Short problem
Take the entries below and print all of them exactly, please.

[Source records]
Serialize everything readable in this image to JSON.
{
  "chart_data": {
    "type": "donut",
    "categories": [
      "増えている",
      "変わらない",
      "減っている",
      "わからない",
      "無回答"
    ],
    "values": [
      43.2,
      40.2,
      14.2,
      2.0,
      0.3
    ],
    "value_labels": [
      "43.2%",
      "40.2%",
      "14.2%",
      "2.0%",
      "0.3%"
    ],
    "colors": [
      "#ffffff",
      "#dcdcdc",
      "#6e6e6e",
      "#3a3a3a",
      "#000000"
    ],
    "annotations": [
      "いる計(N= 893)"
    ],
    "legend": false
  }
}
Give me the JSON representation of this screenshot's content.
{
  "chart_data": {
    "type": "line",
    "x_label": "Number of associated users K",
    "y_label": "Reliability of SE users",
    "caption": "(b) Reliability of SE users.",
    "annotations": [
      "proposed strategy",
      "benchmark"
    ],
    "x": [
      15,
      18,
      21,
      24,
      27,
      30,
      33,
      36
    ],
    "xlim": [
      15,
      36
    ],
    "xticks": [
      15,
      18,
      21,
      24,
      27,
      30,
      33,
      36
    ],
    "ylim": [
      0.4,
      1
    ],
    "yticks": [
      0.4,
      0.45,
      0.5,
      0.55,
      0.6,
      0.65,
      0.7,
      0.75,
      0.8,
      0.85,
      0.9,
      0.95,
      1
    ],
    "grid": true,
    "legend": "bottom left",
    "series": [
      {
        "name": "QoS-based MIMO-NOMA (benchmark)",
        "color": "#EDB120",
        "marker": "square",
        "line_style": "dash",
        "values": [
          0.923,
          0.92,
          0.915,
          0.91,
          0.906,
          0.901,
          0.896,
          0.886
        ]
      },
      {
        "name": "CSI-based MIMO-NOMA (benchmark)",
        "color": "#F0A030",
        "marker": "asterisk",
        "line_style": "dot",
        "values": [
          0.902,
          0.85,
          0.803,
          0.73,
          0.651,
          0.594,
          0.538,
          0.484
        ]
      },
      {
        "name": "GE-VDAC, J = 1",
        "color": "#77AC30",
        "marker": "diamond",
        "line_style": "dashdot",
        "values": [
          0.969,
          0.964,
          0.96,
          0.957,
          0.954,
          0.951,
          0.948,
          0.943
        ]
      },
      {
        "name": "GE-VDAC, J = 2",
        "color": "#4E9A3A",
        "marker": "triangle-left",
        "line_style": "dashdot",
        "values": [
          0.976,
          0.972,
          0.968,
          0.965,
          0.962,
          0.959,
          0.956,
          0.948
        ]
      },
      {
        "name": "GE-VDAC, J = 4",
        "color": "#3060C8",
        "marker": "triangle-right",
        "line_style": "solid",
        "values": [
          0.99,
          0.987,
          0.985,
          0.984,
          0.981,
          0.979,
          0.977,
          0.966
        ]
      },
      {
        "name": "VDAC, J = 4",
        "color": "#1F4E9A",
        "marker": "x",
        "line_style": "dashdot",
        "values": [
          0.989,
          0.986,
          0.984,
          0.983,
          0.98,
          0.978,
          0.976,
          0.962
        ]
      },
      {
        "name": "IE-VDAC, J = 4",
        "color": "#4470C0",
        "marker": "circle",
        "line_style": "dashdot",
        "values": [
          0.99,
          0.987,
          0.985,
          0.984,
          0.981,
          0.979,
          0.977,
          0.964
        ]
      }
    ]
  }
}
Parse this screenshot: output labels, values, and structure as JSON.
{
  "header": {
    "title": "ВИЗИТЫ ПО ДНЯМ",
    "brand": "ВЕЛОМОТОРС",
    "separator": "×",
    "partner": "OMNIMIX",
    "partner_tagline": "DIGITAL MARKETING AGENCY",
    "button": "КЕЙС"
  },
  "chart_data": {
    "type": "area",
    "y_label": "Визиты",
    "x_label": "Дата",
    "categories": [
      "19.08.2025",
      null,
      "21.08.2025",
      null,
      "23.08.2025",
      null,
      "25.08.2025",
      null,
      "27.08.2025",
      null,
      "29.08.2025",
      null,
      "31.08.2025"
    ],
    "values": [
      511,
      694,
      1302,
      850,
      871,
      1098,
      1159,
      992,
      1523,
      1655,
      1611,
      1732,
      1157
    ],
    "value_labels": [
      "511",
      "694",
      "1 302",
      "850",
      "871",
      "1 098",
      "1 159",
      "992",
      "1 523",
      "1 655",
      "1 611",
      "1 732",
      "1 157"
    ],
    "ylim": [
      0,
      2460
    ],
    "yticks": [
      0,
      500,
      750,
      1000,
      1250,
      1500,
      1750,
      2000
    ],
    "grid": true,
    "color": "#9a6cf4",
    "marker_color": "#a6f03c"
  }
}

Output
Serialize everything readable in this image to JSON.
{
  "chart_data": {
    "type": "donut",
    "categories": [
      "増えている",
      "変わらない",
      "減っている",
      "わからない",
      "無回答"
    ],
    "values": [
      43.2,
      40.2,
      14.2,
      2.0,
      0.3
    ],
    "value_labels": [
      "43.2%",
      "40.2%",
      "14.2%",
      "2.0%",
      "0.3%"
    ],
    "colors": [
      "#ffffff",
      "#dcdcdc",
      "#6e6e6e",
      "#3a3a3a",
      "#000000"
    ],
    "annotations": [
      "いる計(N= 893)"
    ],
    "legend": false
  }
}
Give me the JSON representation of this screenshot's content.
{
  "chart_data": {
    "type": "line",
    "x_label": "Number of associated users K",
    "y_label": "Reliability of SE users",
    "caption": "(b) Reliability of SE users.",
    "annotations": [
      "proposed strategy",
      "benchmark"
    ],
    "x": [
      15,
      18,
      21,
      24,
      27,
      30,
      33,
      36
    ],
    "xlim": [
      15,
      36
    ],
    "xticks": [
      15,
      18,
      21,
      24,
      27,
      30,
      33,
      36
    ],
    "ylim": [
      0.4,
      1
    ],
    "yticks": [
      0.4,
      0.45,
      0.5,
      0.55,
      0.6,
      0.65,
      0.7,
      0.75,
      0.8,
      0.85,
      0.9,
      0.95,
      1
    ],
    "grid": true,
    "legend": "bottom left",
    "series": [
      {
        "name": "QoS-based MIMO-NOMA (benchmark)",
        "color": "#EDB120",
        "marker": "square",
        "line_style": "dash",
        "values": [
          0.923,
          0.92,
          0.915,
          0.91,
          0.906,
          0.901,
          0.896,
          0.886
        ]
      },
      {
        "name": "CSI-based MIMO-NOMA (benchmark)",
        "color": "#F0A030",
        "marker": "asterisk",
        "line_style": "dot",
        "values": [
          0.902,
          0.85,
          0.803,
          0.73,
          0.651,
          0.594,
          0.538,
          0.484
        ]
      },
      {
        "name": "GE-VDAC, J = 1",
        "color": "#77AC30",
        "marker": "diamond",
        "line_style": "dashdot",
        "values": [
          0.969,
          0.964,
          0.96,
          0.957,
          0.954,
          0.951,
          0.948,
          0.943
        ]
      },
      {
        "name": "GE-VDAC, J = 2",
        "color": "#4E9A3A",
        "marker": "triangle-left",
        "line_style": "dashdot",
        "values": [
          0.976,
          0.972,
          0.968,
          0.965,
          0.962,
          0.959,
          0.956,
          0.948
        ]
      },
      {
        "name": "GE-VDAC, J = 4",
        "color": "#3060C8",
        "marker": "triangle-right",
        "line_style": "solid",
        "values": [
          0.99,
          0.987,
          0.985,
          0.984,
          0.981,
          0.979,
          0.977,
          0.966
        ]
      },
      {
        "name": "VDAC, J = 4",
        "color": "#1F4E9A",
        "marker": "x",
        "line_style": "dashdot",
        "values": [
          0.989,
          0.986,
          0.984,
          0.983,
          0.98,
          0.978,
          0.976,
          0.962
        ]
      },
      {
        "name": "IE-VDAC, J = 4",
        "color": "#4470C0",
        "marker": "circle",
        "line_style": "dashdot",
        "values": [
          0.99,
          0.987,
          0.985,
          0.984,
          0.981,
          0.979,
          0.977,
          0.964
        ]
      }
    ]
  }
}
Parse this screenshot: output labels, values, and structure as JSON.
{
  "header": {
    "title": "ВИЗИТЫ ПО ДНЯМ",
    "brand": "ВЕЛОМОТОРС",
    "separator": "×",
    "partner": "OMNIMIX",
    "partner_tagline": "DIGITAL MARKETING AGENCY",
    "button": "КЕЙС"
  },
  "chart_data": {
    "type": "area",
    "y_label": "Визиты",
    "x_label": "Дата",
    "categories": [
      "19.08.2025",
      null,
      "21.08.2025",
      null,
      "23.08.2025",
      null,
      "25.08.2025",
      null,
      "27.08.2025",
      null,
      "29.08.2025",
      null,
      "31.08.2025"
    ],
    "values": [
      511,
      694,
      1302,
      850,
      871,
      1098,
      1159,
      992,
      1523,
      1655,
      1611,
      1732,
      1157
    ],
    "value_labels": [
      "511",
      "694",
      "1 302",
      "850",
      "871",
      "1 098",
      "1 159",
      "992",
      "1 523",
      "1 655",
      "1 611",
      "1 732",
      "1 157"
    ],
    "ylim": [
      0,
      2460
    ],
    "yticks": [
      0,
      500,
      750,
      1000,
      1250,
      1500,
      1750,
      2000
    ],
    "grid": true,
    "color": "#9a6cf4",
    "marker_color": "#a6f03c"
  }
}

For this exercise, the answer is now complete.